- **TO DO**
In the entries below, count every line containing "铅笔填涂". Reply with the number alone.

- **GIVEN RECORDS**
>>>
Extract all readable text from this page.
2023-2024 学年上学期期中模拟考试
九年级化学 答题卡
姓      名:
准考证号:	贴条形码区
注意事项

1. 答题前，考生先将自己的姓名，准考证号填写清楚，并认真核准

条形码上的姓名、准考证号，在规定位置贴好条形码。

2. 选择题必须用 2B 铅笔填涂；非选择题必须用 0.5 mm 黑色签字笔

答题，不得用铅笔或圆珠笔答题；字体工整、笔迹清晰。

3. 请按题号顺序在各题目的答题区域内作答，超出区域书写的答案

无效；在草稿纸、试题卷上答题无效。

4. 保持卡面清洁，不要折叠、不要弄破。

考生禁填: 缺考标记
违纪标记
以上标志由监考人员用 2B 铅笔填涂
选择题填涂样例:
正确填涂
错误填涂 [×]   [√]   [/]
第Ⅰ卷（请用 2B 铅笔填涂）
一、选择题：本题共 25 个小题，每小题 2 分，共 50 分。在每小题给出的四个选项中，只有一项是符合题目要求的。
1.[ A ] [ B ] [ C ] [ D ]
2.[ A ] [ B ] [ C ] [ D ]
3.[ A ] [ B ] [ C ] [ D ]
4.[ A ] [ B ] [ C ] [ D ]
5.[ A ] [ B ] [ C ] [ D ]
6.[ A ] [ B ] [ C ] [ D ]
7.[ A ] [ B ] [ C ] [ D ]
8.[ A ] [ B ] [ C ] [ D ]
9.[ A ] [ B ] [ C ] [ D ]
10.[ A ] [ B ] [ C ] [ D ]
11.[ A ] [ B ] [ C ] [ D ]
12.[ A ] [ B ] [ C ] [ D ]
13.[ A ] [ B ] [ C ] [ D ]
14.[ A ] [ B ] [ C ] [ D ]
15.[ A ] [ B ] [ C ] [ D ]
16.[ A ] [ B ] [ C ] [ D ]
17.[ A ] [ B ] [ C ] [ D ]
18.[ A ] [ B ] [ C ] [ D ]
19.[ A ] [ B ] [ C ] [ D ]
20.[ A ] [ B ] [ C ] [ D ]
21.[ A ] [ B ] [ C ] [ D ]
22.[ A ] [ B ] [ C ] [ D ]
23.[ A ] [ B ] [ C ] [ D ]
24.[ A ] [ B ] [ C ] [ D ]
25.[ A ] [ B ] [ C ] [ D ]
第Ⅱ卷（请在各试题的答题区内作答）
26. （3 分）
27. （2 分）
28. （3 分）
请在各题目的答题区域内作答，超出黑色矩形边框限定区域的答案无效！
<<<
- **SOLUTION TO THE EXERCISE**
3